◆ Problem to solve
In the records that follow, show each line where the word "incurred" is present.

◆ Source records
-=-=-

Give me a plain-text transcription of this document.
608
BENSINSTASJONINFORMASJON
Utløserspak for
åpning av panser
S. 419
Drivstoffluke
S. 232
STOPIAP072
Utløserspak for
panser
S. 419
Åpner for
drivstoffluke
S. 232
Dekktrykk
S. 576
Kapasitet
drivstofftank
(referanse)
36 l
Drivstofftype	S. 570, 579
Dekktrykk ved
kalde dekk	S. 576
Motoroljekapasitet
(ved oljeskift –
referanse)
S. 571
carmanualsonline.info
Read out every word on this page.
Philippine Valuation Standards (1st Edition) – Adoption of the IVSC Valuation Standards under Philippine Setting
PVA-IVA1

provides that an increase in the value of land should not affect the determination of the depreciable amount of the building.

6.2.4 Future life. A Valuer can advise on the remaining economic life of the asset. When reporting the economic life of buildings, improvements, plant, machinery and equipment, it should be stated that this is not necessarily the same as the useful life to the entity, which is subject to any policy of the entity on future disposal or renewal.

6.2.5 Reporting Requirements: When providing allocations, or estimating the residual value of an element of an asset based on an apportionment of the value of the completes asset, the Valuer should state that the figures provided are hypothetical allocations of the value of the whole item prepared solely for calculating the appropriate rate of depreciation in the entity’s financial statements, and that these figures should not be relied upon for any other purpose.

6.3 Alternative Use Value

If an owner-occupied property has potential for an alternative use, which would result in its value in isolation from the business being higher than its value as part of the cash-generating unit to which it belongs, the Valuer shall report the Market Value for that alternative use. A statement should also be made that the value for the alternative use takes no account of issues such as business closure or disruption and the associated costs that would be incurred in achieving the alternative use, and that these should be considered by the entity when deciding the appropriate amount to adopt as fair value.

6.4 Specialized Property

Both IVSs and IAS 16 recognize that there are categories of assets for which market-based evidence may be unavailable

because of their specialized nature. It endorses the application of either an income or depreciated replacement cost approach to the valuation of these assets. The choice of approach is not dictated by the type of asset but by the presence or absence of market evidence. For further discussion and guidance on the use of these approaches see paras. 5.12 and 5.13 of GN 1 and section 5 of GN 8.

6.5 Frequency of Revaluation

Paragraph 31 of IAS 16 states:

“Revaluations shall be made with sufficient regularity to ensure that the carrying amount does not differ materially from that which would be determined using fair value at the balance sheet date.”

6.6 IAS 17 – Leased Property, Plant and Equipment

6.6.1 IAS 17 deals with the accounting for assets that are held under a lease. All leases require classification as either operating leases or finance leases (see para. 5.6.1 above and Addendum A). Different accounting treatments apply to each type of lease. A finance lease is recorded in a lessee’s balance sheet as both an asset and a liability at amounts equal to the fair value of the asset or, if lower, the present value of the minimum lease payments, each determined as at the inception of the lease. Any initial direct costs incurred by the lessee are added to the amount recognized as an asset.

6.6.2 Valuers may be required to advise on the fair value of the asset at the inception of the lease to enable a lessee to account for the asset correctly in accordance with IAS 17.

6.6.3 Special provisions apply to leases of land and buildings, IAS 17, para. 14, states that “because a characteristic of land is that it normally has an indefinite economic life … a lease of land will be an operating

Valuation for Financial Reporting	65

-=-=-

◆ Worked solution
If an owner-occupied property has potential for an alternative use, which would result in its value in isolation from the business being higher than its value as part of the cash-generating unit to which it belongs, the Valuer shall report the Market Value for that alternative use. A statement should also be made that the value for the alternative use takes no account of issues such as business closure or disruption and the associated costs that would be incurred in achieving the alternative use, and that these should be considered by the entity when deciding the appropriate amount to adopt as fair value.
6.6.1 IAS 17 deals with the accounting for assets that are held under a lease. All leases require classification as either operating leases or finance leases (see para. 5.6.1 above and Addendum A). Different accounting treatments apply to each type of lease. A finance lease is recorded in a lessee’s balance sheet as both an asset and a liability at amounts equal to the fair value of the asset or, if lower, the present value of the minimum lease payments, each determined as at the inception of the lease. Any initial direct costs incurred by the lessee are added to the amount recognized as an asset.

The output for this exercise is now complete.